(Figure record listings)
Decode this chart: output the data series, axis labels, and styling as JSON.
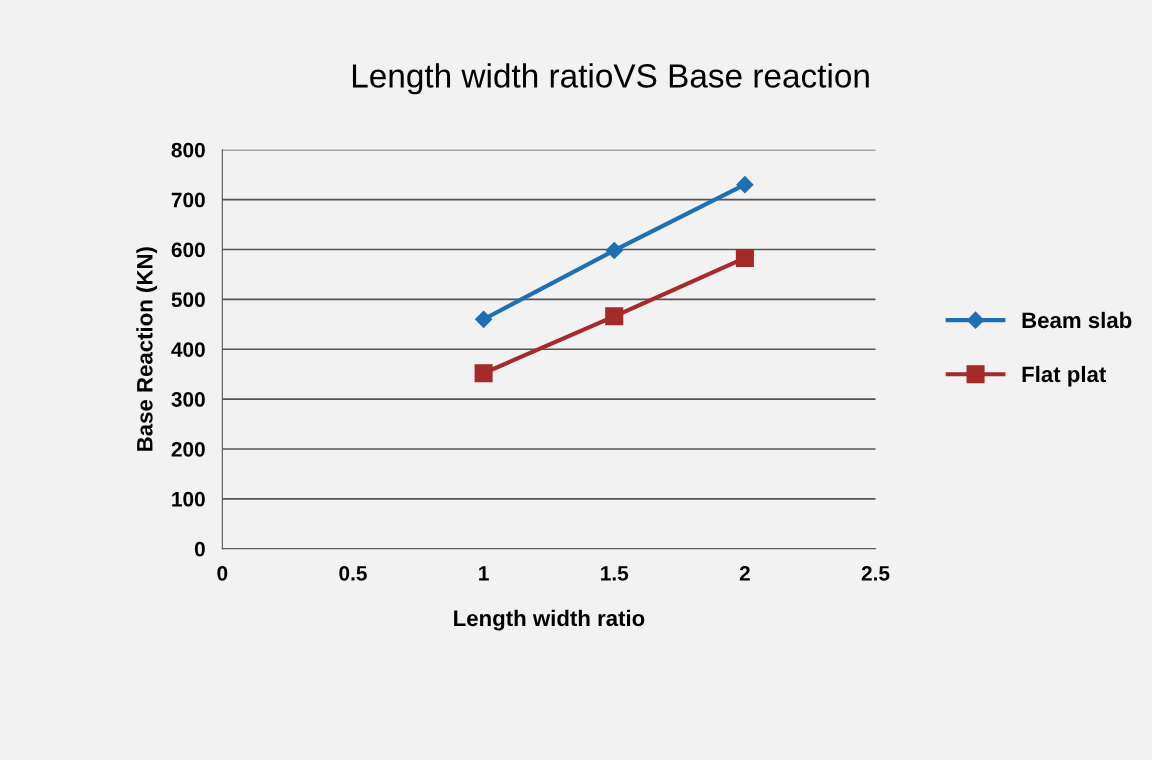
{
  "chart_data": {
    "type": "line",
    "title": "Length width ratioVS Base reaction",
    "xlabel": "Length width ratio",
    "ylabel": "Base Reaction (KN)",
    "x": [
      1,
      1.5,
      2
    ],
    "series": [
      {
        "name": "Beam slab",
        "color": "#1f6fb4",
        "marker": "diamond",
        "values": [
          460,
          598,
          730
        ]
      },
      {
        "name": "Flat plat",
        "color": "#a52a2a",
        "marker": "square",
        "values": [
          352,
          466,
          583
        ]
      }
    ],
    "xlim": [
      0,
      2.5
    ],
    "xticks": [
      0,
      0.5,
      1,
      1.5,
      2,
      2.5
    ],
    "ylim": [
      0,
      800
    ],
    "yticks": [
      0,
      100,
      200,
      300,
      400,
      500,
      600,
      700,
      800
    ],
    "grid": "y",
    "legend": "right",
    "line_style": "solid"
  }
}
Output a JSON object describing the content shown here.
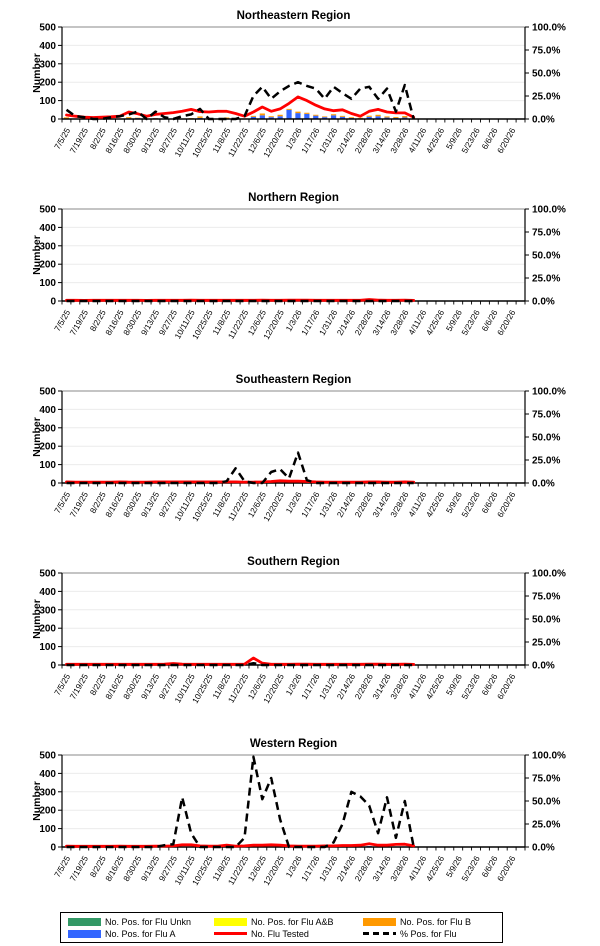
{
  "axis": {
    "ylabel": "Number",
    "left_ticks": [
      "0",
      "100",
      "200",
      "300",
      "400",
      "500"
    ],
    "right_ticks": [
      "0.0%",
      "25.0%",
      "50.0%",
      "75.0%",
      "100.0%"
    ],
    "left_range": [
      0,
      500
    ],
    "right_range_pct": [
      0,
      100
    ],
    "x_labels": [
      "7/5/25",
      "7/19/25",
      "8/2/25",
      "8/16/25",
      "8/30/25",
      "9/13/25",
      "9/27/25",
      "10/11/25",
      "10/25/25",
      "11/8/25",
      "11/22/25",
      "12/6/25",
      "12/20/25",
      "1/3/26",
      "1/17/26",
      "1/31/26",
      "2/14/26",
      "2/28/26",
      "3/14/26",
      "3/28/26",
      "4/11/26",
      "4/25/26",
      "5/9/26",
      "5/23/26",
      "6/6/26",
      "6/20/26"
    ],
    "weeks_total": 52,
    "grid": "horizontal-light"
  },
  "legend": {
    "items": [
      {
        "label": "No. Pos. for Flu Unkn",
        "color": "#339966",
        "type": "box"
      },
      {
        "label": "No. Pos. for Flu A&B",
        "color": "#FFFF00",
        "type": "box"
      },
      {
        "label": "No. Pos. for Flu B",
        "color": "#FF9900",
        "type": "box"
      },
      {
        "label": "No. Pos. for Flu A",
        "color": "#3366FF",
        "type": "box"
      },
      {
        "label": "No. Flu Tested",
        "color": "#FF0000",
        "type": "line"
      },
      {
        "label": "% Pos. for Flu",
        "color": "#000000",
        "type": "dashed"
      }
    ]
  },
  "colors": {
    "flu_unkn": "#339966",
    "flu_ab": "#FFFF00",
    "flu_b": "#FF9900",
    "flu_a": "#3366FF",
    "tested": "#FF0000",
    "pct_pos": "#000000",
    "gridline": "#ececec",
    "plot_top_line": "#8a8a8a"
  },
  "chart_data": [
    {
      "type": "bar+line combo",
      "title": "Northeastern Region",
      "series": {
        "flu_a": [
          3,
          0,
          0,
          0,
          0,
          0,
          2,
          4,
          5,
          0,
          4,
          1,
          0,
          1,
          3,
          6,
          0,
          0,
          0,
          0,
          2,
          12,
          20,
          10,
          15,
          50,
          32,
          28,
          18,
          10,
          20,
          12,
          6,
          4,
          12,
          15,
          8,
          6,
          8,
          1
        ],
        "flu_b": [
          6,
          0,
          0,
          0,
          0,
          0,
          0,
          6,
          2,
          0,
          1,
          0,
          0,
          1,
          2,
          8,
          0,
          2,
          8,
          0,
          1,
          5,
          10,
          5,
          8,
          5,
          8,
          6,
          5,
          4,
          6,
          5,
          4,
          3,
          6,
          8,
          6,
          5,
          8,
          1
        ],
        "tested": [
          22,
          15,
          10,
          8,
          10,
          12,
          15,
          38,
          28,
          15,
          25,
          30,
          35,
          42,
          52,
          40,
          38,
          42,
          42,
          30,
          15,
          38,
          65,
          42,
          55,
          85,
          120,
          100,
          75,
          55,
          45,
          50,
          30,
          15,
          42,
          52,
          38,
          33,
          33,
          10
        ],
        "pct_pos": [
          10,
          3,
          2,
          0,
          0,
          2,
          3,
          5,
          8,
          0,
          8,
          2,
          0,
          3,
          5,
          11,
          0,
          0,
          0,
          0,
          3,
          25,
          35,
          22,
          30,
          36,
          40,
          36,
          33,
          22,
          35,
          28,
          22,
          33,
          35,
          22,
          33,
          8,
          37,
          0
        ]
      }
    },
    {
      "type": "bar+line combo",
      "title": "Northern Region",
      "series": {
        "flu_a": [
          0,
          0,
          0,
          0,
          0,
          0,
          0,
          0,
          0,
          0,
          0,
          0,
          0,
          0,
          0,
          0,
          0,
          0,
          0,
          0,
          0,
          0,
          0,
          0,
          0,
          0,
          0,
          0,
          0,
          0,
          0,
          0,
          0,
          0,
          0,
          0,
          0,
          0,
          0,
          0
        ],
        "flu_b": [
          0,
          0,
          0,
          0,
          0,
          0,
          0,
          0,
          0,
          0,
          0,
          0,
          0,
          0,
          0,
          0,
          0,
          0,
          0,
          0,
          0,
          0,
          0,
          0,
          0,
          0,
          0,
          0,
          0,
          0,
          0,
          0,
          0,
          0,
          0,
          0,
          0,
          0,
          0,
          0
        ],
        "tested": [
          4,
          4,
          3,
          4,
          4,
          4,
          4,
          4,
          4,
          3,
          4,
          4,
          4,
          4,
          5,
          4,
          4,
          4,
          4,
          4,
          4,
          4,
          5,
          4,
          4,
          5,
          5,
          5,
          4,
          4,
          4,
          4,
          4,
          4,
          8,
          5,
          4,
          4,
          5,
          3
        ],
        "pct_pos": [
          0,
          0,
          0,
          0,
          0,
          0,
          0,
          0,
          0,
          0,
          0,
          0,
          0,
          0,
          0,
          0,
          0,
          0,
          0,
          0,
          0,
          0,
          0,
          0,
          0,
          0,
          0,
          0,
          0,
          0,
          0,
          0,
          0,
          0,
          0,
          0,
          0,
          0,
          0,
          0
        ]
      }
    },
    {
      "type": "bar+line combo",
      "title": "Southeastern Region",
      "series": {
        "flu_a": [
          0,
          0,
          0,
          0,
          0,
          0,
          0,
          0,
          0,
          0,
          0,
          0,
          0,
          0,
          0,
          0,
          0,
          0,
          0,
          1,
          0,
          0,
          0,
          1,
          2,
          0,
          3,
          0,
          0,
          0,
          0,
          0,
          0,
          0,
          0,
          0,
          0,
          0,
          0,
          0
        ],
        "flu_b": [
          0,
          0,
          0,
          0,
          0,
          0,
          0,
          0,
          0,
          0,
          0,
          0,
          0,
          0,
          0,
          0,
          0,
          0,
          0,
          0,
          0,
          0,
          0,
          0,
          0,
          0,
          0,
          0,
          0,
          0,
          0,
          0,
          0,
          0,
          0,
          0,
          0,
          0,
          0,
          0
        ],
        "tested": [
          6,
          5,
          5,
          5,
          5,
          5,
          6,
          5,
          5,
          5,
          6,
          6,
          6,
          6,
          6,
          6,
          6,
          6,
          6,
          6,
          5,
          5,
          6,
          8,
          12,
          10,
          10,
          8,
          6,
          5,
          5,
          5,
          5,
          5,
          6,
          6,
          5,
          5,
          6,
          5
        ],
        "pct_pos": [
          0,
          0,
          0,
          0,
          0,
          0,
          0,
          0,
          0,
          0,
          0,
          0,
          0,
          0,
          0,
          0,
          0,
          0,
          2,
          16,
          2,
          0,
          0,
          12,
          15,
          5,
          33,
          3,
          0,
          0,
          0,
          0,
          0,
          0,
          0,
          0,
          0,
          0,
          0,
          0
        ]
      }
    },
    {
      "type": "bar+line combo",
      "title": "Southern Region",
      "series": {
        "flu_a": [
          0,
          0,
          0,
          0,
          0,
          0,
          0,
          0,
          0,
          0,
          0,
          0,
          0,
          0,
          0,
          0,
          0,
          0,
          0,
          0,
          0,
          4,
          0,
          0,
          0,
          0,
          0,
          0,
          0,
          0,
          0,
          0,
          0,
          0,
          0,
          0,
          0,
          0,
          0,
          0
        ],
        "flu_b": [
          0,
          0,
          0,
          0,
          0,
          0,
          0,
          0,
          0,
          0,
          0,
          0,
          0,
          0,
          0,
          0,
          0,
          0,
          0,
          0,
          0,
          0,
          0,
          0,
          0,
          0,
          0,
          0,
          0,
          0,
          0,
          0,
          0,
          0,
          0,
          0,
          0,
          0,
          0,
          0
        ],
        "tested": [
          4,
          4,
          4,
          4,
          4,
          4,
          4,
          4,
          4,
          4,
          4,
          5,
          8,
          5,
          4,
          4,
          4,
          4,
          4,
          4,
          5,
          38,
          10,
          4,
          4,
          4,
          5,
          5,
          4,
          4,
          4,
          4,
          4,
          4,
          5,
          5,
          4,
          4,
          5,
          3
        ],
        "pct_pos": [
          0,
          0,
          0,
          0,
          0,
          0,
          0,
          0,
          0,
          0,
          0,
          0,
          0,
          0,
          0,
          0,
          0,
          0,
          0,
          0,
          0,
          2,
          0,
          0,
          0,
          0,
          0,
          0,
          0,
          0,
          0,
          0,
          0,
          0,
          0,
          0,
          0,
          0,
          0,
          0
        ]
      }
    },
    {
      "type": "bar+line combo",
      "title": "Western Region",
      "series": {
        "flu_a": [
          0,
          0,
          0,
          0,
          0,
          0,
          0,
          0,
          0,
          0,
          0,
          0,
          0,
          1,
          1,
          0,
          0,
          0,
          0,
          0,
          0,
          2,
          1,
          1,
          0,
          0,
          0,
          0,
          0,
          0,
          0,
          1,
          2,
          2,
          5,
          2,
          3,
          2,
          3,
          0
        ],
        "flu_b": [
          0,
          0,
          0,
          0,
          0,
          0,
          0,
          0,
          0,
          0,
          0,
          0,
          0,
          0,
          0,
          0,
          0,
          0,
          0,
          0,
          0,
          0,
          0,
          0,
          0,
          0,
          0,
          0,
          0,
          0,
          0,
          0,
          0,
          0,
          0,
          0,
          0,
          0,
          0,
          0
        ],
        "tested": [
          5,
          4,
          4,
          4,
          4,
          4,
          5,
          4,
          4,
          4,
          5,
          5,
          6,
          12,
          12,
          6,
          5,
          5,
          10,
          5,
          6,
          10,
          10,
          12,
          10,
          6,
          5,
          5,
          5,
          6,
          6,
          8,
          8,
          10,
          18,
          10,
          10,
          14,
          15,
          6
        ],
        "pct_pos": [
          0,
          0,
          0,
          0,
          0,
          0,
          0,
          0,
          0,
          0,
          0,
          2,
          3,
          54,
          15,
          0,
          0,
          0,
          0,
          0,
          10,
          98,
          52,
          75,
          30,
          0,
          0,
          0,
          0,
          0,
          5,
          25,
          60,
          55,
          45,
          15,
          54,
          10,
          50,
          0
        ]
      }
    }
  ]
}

> [Task to complete]: In the entries above, find each line with the word "title" and copy it.

> [Worked solution]:
    "title": "Length width ratioVS Base reaction",
      "title": "Northeastern Region",
      "title": "Northern Region",
      "title": "Southeastern Region",
      "title": "Southern Region",
      "title": "Western Region",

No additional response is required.